== Records shown ==

------------------------------------------------

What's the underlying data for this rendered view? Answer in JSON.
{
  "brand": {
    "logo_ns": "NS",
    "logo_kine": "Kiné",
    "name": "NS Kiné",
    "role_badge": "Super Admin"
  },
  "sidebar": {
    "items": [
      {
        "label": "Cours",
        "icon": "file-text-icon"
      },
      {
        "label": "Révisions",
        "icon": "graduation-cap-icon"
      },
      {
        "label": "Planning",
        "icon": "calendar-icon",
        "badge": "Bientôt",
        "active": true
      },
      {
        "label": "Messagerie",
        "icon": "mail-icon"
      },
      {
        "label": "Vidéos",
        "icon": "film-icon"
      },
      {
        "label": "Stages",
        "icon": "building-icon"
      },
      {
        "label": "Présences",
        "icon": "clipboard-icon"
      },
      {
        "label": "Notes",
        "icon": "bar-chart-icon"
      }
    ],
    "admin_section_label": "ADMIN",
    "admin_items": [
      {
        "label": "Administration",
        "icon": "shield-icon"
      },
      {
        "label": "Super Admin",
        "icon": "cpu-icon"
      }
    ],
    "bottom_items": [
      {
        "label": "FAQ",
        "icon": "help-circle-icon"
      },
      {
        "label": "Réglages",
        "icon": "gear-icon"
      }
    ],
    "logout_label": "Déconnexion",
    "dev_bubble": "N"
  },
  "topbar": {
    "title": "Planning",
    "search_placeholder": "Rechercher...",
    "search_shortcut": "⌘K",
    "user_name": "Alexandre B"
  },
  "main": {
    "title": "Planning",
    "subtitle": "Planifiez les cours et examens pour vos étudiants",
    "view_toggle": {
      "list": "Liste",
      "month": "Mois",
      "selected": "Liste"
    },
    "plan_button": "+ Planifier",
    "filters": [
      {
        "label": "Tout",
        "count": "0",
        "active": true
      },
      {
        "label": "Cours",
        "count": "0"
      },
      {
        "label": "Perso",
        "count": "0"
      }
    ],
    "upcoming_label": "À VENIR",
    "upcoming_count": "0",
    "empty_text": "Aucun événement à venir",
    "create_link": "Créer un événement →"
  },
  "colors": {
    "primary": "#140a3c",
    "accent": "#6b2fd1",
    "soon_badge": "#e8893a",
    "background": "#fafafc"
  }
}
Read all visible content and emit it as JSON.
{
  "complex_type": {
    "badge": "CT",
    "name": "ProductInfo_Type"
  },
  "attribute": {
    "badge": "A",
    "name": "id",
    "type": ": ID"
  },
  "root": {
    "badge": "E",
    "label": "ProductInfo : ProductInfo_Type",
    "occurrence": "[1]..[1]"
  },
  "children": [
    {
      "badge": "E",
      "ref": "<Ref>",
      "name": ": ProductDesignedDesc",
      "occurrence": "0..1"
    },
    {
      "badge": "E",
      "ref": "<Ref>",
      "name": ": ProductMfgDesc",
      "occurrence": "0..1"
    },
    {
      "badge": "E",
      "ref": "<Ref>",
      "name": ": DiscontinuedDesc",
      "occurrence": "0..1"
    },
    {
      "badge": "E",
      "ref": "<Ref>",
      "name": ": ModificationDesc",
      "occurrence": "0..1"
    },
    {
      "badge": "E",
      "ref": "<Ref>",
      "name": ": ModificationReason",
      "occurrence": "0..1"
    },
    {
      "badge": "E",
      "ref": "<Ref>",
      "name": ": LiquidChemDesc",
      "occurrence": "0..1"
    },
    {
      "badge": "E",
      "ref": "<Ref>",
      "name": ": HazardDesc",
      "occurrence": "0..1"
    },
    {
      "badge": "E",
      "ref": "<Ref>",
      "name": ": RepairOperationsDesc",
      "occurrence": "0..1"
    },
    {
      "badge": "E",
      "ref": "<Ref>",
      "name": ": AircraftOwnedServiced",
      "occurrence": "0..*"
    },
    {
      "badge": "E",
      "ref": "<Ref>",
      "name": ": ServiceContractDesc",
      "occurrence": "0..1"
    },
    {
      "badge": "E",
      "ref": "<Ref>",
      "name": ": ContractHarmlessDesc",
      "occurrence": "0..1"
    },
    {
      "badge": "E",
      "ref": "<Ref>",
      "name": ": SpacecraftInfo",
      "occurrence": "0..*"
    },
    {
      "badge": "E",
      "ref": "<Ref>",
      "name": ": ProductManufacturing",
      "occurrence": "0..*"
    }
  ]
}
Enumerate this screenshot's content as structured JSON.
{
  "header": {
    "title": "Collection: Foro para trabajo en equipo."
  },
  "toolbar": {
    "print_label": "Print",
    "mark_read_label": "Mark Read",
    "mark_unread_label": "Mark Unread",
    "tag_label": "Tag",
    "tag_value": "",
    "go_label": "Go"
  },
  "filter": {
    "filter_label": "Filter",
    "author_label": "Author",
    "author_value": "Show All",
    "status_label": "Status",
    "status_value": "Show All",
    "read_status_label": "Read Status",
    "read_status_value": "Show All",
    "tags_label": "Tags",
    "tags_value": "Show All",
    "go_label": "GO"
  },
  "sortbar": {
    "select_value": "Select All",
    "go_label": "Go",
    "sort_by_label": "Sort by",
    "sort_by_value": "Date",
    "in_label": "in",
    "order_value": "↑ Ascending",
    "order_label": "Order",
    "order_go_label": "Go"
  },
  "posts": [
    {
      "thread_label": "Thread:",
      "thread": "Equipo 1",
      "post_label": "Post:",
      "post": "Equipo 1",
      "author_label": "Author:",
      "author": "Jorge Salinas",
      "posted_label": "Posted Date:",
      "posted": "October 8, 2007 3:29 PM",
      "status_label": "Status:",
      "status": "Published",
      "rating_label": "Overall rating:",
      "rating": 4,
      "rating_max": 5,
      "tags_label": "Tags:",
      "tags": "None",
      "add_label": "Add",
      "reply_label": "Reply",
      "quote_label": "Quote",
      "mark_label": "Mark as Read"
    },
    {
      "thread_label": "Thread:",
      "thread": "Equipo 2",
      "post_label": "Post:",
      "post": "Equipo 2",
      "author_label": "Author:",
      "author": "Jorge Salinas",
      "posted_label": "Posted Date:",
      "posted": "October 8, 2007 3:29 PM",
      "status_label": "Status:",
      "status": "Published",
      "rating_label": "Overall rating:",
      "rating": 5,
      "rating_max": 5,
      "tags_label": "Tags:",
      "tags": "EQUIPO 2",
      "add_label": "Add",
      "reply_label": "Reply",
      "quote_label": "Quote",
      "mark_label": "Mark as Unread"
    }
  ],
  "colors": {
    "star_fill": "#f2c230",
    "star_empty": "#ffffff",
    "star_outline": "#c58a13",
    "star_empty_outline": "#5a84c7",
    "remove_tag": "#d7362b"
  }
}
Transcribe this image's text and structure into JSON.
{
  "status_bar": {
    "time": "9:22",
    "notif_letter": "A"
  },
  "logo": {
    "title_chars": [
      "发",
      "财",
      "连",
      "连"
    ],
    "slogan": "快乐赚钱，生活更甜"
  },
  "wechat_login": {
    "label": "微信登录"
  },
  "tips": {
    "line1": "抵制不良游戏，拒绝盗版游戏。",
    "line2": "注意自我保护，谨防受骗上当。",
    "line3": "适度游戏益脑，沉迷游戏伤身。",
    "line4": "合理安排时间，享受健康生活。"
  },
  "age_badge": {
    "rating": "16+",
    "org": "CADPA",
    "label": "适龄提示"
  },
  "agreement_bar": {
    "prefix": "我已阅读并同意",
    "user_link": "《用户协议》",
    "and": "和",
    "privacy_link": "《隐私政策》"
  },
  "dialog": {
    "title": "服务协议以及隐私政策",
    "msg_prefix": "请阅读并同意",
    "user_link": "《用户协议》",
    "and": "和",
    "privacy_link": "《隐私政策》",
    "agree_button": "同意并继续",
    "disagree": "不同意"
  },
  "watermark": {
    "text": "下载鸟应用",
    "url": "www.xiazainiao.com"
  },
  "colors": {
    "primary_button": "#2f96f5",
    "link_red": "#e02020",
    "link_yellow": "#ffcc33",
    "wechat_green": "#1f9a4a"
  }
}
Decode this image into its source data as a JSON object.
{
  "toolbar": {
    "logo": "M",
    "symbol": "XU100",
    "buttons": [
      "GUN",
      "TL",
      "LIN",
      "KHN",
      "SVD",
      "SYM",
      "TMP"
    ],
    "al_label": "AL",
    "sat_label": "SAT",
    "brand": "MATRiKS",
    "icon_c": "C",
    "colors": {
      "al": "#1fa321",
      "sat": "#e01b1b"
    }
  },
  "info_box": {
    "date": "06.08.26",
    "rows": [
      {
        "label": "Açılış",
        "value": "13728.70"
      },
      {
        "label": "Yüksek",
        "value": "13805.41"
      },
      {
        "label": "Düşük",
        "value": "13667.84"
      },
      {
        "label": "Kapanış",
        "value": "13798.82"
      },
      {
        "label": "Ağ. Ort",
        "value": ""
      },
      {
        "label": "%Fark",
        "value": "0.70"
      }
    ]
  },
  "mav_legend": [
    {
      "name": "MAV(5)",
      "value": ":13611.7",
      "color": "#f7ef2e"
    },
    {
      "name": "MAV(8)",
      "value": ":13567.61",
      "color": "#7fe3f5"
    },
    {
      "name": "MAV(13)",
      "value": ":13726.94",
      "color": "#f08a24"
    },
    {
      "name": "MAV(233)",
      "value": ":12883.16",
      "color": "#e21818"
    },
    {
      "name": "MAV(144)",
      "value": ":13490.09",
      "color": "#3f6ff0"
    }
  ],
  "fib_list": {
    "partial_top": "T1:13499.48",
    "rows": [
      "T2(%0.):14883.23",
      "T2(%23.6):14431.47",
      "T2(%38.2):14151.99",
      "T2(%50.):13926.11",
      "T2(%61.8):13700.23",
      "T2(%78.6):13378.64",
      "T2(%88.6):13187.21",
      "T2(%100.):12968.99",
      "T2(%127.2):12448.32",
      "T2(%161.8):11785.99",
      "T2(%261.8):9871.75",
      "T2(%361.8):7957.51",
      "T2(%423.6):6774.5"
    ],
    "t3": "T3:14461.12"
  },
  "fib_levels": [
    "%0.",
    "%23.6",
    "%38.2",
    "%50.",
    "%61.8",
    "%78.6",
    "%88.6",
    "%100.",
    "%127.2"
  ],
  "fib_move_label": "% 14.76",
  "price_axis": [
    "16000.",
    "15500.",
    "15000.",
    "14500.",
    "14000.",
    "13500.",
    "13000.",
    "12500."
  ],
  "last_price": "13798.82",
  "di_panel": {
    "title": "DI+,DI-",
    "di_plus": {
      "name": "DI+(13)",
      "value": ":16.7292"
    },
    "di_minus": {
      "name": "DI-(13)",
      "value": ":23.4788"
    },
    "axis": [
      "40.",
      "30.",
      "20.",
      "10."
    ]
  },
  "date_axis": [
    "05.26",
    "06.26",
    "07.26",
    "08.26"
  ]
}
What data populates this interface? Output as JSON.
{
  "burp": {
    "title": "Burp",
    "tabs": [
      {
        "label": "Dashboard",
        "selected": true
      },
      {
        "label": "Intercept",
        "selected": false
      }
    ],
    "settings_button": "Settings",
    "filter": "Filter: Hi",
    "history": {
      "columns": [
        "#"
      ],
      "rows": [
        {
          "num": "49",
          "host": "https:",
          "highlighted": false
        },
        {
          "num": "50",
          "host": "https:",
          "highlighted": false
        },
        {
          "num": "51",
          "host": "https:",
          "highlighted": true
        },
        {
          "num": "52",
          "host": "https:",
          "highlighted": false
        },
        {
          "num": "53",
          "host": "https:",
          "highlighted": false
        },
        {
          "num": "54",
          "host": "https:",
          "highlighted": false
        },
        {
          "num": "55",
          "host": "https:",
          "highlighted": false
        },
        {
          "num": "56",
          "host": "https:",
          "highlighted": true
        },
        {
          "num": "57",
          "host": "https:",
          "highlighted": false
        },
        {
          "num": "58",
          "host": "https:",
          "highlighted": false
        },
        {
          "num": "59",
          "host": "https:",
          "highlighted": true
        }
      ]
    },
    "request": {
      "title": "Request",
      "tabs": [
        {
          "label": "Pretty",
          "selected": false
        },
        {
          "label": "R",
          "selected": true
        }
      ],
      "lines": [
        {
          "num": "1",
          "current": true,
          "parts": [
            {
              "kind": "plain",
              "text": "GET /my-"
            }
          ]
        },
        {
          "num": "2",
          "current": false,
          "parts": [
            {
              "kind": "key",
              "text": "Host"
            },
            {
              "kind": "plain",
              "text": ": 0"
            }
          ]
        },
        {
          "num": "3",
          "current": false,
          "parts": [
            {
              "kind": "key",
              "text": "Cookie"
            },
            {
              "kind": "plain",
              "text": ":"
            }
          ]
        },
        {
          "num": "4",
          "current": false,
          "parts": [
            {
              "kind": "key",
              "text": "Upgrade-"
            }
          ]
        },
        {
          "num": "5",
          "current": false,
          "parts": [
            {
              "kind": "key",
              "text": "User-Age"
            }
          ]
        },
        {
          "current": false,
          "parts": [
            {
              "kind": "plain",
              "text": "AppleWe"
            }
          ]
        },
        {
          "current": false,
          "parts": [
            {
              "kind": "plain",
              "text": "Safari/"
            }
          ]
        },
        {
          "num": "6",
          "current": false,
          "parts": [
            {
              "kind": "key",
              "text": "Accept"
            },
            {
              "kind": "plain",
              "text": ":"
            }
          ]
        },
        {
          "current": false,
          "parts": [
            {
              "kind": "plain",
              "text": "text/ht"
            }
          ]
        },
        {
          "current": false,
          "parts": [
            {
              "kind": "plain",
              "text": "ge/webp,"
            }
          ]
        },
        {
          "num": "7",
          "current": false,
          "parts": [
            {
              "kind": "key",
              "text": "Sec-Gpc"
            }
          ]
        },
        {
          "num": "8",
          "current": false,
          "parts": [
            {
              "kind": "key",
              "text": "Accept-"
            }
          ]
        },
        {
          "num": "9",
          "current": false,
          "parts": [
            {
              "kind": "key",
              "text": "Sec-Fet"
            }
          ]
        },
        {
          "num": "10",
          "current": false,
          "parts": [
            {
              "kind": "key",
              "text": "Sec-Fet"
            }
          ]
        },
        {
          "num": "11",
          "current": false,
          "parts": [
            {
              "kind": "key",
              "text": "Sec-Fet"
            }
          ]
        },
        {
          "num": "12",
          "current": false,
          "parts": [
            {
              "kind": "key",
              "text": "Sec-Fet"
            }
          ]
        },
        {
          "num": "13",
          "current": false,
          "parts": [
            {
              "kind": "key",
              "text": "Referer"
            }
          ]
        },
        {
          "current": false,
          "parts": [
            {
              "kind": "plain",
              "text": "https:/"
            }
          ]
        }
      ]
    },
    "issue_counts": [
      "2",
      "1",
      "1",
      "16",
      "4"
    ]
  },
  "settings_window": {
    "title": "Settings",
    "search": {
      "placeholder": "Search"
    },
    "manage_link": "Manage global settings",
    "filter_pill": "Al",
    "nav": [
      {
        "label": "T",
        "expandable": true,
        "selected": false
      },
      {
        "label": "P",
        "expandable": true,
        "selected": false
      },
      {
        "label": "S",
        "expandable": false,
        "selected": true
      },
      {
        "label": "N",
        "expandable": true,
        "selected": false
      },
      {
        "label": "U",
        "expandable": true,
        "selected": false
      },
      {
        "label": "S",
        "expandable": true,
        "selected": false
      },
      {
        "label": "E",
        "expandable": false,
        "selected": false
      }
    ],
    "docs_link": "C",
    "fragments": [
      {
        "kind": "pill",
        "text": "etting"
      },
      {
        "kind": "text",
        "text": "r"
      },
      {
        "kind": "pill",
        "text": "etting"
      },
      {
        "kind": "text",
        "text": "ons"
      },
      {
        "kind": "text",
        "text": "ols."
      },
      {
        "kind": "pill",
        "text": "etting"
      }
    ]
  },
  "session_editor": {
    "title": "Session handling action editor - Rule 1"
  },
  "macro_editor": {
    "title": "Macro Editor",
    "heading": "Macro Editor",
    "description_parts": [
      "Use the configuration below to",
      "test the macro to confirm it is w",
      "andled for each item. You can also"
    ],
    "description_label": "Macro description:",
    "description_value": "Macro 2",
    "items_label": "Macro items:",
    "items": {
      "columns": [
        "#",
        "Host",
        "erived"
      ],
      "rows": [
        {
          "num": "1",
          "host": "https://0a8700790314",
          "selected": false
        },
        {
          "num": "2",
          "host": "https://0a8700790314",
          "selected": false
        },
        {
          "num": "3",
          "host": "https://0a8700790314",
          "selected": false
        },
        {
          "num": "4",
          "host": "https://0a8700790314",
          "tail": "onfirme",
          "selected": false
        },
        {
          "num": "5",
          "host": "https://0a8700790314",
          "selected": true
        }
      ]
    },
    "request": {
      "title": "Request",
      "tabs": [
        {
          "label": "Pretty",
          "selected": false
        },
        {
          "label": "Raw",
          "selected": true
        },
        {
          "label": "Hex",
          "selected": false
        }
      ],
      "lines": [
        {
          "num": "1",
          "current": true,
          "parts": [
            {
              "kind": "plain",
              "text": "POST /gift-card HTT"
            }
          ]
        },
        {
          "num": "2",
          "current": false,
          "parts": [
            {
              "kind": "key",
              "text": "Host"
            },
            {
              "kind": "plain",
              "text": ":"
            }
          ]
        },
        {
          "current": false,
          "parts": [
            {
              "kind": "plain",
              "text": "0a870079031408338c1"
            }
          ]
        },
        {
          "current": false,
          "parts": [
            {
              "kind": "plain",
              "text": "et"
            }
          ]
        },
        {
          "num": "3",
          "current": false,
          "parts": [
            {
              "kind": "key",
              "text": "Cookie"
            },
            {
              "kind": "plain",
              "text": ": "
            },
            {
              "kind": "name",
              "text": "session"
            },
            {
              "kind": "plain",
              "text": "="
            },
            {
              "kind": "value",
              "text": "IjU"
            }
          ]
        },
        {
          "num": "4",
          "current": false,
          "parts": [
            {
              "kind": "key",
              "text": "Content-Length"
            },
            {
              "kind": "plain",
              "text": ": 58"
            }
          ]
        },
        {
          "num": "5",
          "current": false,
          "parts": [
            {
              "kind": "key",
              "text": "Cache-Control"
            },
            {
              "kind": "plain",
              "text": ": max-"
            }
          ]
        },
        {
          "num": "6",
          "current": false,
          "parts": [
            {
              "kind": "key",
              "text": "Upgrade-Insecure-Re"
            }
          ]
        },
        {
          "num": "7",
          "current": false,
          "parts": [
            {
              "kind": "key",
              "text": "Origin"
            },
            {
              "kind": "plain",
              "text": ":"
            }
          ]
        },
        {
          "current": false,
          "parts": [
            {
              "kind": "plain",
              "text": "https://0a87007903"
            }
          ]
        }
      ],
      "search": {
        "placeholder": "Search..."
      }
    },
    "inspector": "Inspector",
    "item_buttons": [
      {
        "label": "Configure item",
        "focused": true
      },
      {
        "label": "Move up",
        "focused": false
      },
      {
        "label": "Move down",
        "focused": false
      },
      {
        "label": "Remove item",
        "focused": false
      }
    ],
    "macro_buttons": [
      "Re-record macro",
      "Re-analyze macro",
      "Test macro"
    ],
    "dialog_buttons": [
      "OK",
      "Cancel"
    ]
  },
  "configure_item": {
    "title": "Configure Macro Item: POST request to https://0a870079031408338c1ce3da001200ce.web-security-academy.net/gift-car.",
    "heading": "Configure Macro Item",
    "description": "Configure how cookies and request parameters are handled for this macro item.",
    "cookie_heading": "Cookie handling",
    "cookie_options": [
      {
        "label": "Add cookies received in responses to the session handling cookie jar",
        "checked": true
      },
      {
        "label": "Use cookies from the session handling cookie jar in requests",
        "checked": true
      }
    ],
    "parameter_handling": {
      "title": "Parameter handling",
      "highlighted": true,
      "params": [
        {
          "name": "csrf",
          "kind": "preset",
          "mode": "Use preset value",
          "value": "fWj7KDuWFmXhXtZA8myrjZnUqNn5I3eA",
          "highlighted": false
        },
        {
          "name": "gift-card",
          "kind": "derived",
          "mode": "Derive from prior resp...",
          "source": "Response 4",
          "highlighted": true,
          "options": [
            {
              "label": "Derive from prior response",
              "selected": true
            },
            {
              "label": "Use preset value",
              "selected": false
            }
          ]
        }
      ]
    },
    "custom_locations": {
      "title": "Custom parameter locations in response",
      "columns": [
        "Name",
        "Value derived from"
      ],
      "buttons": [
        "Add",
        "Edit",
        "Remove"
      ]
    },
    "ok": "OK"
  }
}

------------------------------------------------

Provide only the count of lines in the data above that include the string "source".

== Complete response ==
2